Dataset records
====================

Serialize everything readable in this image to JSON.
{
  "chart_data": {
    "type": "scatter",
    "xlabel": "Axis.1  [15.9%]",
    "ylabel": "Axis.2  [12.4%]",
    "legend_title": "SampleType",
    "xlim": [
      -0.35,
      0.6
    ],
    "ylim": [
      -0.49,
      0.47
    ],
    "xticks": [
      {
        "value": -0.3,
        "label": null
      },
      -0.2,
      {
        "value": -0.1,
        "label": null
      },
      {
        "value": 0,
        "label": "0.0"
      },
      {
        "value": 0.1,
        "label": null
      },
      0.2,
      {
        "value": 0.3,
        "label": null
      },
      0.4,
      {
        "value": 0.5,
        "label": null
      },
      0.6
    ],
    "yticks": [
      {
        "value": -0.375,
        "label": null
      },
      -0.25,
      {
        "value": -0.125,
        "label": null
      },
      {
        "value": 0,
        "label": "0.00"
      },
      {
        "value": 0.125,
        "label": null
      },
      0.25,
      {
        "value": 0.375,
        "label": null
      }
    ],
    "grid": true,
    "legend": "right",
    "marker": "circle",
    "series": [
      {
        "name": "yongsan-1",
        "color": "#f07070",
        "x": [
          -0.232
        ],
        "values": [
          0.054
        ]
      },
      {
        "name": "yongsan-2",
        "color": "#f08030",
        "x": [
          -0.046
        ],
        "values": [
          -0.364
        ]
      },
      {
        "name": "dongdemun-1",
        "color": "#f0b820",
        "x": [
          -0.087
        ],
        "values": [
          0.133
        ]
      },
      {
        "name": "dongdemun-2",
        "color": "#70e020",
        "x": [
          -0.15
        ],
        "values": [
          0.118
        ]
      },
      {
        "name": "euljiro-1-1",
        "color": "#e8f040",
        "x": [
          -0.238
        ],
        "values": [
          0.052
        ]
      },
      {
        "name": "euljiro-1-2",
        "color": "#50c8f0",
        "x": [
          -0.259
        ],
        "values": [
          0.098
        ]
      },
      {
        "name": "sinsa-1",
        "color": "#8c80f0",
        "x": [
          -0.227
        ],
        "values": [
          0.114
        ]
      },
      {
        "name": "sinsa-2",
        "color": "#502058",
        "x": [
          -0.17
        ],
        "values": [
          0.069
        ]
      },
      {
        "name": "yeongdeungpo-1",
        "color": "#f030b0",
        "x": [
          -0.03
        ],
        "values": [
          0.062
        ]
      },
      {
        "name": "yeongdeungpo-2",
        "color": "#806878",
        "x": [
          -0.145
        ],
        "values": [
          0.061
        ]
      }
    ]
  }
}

====================

Required work =
Write out every entry above, word for word.

Task answer =
Serialize everything readable in this image to JSON.
{
  "chart_data": {
    "type": "scatter",
    "xlabel": "Axis.1  [15.9%]",
    "ylabel": "Axis.2  [12.4%]",
    "legend_title": "SampleType",
    "xlim": [
      -0.35,
      0.6
    ],
    "ylim": [
      -0.49,
      0.47
    ],
    "xticks": [
      {
        "value": -0.3,
        "label": null
      },
      -0.2,
      {
        "value": -0.1,
        "label": null
      },
      {
        "value": 0,
        "label": "0.0"
      },
      {
        "value": 0.1,
        "label": null
      },
      0.2,
      {
        "value": 0.3,
        "label": null
      },
      0.4,
      {
        "value": 0.5,
        "label": null
      },
      0.6
    ],
    "yticks": [
      {
        "value": -0.375,
        "label": null
      },
      -0.25,
      {
        "value": -0.125,
        "label": null
      },
      {
        "value": 0,
        "label": "0.00"
      },
      {
        "value": 0.125,
        "label": null
      },
      0.25,
      {
        "value": 0.375,
        "label": null
      }
    ],
    "grid": true,
    "legend": "right",
    "marker": "circle",
    "series": [
      {
        "name": "yongsan-1",
        "color": "#f07070",
        "x": [
          -0.232
        ],
        "values": [
          0.054
        ]
      },
      {
        "name": "yongsan-2",
        "color": "#f08030",
        "x": [
          -0.046
        ],
        "values": [
          -0.364
        ]
      },
      {
        "name": "dongdemun-1",
        "color": "#f0b820",
        "x": [
          -0.087
        ],
        "values": [
          0.133
        ]
      },
      {
        "name": "dongdemun-2",
        "color": "#70e020",
        "x": [
          -0.15
        ],
        "values": [
          0.118
        ]
      },
      {
        "name": "euljiro-1-1",
        "color": "#e8f040",
        "x": [
          -0.238
        ],
        "values": [
          0.052
        ]
      },
      {
        "name": "euljiro-1-2",
        "color": "#50c8f0",
        "x": [
          -0.259
        ],
        "values": [
          0.098
        ]
      },
      {
        "name": "sinsa-1",
        "color": "#8c80f0",
        "x": [
          -0.227
        ],
        "values": [
          0.114
        ]
      },
      {
        "name": "sinsa-2",
        "color": "#502058",
        "x": [
          -0.17
        ],
        "values": [
          0.069
        ]
      },
      {
        "name": "yeongdeungpo-1",
        "color": "#f030b0",
        "x": [
          -0.03
        ],
        "values": [
          0.062
        ]
      },
      {
        "name": "yeongdeungpo-2",
        "color": "#806878",
        "x": [
          -0.145
        ],
        "values": [
          0.061
        ]
      }
    ]
  }
}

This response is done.